--- Start ---

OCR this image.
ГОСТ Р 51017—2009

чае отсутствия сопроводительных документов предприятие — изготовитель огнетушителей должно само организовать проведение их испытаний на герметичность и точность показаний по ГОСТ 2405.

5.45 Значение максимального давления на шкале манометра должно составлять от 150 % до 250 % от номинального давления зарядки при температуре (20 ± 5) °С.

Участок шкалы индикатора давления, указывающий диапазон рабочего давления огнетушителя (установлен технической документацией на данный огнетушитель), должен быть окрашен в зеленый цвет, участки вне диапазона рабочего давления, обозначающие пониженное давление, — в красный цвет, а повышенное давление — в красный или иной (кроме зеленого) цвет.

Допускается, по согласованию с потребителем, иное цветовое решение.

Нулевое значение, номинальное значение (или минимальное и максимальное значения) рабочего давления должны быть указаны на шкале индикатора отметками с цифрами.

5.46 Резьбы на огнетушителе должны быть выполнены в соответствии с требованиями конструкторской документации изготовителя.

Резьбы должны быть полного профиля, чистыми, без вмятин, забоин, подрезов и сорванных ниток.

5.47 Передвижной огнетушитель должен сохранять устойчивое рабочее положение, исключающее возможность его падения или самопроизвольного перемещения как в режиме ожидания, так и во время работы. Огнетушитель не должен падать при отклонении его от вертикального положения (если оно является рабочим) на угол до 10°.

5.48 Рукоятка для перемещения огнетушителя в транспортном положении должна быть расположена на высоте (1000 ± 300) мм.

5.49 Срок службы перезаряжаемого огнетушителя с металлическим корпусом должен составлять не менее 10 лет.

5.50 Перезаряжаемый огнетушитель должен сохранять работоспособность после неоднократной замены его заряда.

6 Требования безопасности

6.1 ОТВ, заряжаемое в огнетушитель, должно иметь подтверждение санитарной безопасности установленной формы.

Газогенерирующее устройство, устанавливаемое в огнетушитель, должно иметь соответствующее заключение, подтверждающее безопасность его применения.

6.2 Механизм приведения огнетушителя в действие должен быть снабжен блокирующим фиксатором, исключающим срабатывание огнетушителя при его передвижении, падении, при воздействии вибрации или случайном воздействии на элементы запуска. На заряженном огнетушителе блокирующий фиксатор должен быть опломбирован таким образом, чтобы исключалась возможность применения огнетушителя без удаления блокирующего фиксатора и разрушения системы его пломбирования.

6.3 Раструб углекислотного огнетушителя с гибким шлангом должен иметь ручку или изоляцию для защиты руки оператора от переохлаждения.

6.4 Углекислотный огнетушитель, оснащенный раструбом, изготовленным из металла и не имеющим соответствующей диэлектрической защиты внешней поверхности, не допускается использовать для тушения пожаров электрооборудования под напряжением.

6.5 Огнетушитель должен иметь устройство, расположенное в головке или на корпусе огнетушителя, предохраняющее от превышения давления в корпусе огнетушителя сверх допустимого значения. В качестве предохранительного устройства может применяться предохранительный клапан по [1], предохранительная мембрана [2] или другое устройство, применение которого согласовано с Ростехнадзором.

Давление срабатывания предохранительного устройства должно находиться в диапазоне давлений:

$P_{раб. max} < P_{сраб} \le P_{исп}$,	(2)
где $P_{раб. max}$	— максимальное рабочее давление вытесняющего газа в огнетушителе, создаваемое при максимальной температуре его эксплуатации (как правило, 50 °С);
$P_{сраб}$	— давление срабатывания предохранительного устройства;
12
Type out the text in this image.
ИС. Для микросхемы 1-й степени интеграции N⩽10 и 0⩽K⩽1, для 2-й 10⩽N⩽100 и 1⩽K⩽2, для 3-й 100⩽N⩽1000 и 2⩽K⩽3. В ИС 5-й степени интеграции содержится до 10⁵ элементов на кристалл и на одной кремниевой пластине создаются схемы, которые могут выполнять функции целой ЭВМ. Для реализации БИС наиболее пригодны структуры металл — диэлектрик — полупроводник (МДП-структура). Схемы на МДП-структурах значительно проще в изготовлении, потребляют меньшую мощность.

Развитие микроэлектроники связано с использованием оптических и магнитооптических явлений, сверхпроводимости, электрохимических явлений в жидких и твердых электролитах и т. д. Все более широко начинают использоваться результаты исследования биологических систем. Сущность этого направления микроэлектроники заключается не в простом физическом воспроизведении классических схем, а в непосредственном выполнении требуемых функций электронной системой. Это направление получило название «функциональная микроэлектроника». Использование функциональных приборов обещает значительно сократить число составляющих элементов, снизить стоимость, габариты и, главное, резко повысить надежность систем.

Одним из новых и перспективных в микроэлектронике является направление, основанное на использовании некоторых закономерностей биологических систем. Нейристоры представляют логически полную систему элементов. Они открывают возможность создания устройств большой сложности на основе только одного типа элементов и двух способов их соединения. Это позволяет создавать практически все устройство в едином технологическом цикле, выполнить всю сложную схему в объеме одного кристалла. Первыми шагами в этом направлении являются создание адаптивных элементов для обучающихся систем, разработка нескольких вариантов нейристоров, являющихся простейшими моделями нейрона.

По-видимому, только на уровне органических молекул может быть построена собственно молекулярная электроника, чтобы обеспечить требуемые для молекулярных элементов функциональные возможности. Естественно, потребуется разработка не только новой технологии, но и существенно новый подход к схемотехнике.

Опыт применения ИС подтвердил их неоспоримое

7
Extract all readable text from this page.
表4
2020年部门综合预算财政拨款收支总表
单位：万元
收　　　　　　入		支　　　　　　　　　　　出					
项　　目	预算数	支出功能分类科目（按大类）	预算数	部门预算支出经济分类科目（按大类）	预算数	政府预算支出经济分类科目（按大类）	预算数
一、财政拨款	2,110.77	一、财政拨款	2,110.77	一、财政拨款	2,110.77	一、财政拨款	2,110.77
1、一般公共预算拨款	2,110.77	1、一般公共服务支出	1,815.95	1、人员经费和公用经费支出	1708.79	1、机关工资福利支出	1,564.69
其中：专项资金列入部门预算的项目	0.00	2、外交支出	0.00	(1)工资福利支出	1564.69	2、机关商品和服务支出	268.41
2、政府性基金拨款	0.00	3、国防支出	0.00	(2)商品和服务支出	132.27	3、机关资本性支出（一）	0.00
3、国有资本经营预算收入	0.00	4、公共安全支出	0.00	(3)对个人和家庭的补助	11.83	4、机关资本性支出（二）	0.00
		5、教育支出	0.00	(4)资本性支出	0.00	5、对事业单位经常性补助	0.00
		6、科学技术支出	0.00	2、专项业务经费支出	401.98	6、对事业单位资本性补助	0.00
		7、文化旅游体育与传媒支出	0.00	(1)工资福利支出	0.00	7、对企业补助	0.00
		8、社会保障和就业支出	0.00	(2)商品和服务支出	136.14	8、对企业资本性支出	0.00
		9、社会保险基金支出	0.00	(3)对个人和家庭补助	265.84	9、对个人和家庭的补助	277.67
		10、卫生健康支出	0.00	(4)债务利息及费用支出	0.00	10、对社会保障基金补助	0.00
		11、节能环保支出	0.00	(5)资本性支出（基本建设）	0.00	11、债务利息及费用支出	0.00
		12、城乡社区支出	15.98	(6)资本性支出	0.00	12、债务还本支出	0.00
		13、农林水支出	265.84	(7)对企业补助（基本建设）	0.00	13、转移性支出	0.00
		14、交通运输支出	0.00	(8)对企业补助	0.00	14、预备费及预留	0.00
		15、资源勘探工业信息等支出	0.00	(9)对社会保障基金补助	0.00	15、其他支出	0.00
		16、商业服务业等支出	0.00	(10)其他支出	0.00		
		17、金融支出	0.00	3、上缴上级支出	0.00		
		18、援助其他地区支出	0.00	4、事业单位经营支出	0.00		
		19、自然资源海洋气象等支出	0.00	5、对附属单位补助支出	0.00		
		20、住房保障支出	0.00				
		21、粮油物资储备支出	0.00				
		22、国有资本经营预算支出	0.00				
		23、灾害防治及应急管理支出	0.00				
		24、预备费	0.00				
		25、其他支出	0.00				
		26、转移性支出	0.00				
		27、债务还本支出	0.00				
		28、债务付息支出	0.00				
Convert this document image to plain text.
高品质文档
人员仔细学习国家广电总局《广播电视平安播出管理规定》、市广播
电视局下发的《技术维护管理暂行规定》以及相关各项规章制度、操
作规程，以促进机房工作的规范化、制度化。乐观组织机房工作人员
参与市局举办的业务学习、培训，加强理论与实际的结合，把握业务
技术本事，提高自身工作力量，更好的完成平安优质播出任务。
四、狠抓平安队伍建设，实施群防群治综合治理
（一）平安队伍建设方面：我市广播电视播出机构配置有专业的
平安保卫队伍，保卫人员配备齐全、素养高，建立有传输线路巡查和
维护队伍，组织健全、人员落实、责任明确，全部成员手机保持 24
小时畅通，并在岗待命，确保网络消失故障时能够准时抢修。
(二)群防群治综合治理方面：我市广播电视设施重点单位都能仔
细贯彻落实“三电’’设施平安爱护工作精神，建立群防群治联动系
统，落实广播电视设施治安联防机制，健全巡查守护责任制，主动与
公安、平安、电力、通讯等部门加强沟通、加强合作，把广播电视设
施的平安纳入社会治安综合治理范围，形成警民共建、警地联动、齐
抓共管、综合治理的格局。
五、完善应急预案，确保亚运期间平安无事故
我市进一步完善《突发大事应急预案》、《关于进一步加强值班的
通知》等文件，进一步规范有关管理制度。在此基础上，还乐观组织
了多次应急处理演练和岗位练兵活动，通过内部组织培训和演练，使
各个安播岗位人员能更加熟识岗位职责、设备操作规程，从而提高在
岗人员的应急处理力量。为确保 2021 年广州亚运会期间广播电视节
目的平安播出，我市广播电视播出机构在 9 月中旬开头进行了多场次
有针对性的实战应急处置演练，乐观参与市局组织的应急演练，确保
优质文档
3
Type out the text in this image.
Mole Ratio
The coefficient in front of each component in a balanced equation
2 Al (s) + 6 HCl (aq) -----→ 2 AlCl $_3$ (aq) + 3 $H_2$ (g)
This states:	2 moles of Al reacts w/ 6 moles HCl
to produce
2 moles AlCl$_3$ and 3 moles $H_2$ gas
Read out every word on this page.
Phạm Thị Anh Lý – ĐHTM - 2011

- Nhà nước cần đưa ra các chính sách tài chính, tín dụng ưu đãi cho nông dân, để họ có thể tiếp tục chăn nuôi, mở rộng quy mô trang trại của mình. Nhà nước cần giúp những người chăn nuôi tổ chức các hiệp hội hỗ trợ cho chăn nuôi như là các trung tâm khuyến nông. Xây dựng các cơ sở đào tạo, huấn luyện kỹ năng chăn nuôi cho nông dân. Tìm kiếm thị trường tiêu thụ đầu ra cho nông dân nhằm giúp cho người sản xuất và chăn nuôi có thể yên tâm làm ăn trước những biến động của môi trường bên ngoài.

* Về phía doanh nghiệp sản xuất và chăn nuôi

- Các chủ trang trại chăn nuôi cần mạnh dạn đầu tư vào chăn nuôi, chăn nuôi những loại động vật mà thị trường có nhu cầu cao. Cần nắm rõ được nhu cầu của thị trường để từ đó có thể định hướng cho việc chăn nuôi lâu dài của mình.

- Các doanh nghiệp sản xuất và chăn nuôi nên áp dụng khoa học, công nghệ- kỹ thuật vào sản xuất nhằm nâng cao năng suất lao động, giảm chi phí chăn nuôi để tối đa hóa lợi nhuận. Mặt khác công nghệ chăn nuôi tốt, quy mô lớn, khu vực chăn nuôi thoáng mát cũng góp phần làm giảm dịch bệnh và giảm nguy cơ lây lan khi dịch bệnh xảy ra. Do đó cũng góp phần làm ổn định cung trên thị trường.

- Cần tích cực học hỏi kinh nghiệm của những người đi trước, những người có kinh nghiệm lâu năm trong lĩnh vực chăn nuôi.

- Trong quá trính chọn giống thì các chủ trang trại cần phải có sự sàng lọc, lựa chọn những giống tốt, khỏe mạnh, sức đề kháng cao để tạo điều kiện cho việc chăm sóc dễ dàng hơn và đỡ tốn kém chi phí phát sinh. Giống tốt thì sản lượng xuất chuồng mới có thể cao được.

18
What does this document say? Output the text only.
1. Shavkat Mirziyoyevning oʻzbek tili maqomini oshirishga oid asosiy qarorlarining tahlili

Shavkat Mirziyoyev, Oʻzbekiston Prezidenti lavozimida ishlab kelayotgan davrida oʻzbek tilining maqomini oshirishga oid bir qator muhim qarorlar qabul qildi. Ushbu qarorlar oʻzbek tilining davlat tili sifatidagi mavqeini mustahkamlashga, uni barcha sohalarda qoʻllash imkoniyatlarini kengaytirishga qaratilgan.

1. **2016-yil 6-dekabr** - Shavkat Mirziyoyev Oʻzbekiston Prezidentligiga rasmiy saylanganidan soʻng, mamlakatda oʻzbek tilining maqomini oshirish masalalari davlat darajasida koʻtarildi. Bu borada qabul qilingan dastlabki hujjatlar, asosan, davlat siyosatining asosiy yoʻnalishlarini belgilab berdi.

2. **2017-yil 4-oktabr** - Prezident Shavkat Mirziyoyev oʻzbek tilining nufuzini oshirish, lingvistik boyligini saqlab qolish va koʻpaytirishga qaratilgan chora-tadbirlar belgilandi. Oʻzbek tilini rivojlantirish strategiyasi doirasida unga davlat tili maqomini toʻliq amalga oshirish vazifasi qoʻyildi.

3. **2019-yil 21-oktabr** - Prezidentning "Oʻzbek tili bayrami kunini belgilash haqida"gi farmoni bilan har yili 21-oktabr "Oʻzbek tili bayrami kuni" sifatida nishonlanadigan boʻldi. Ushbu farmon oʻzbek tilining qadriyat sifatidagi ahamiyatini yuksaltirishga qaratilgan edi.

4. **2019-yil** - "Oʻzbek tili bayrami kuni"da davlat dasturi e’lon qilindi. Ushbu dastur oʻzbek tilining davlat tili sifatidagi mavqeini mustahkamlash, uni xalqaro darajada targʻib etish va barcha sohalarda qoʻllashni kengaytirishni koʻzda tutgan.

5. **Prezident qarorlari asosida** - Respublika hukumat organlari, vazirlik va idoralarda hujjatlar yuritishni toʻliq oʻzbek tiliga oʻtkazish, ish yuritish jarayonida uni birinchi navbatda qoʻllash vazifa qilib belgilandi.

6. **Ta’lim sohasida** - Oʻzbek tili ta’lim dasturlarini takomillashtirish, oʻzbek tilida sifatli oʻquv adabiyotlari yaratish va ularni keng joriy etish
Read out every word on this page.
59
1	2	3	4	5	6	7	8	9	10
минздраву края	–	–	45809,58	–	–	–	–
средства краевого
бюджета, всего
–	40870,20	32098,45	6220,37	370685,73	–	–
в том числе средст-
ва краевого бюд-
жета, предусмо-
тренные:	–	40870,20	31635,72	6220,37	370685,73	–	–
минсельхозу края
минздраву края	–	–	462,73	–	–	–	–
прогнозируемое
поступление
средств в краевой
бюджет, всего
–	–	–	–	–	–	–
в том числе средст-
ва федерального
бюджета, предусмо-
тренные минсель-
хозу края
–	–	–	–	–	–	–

--- End ---

- **What to do**
Show every line from the listing above in which the string "предохранительного" appears.

- **Right answer**
6.5 Огнетушитель должен иметь устройство, расположенное в головке или на корпусе огнетушителя, предохраняющее от превышения давления в корпусе огнетушителя сверх допустимого значения. В качестве предохранительного устройства может применяться предохранительный клапан по [1], предохранительная мембрана [2] или другое устройство, применение которого согласовано с Ростехнадзором.
Давление срабатывания предохранительного устройства должно находиться в диапазоне давлений:
$P_{сраб}$	— давление срабатывания предохранительного устройства;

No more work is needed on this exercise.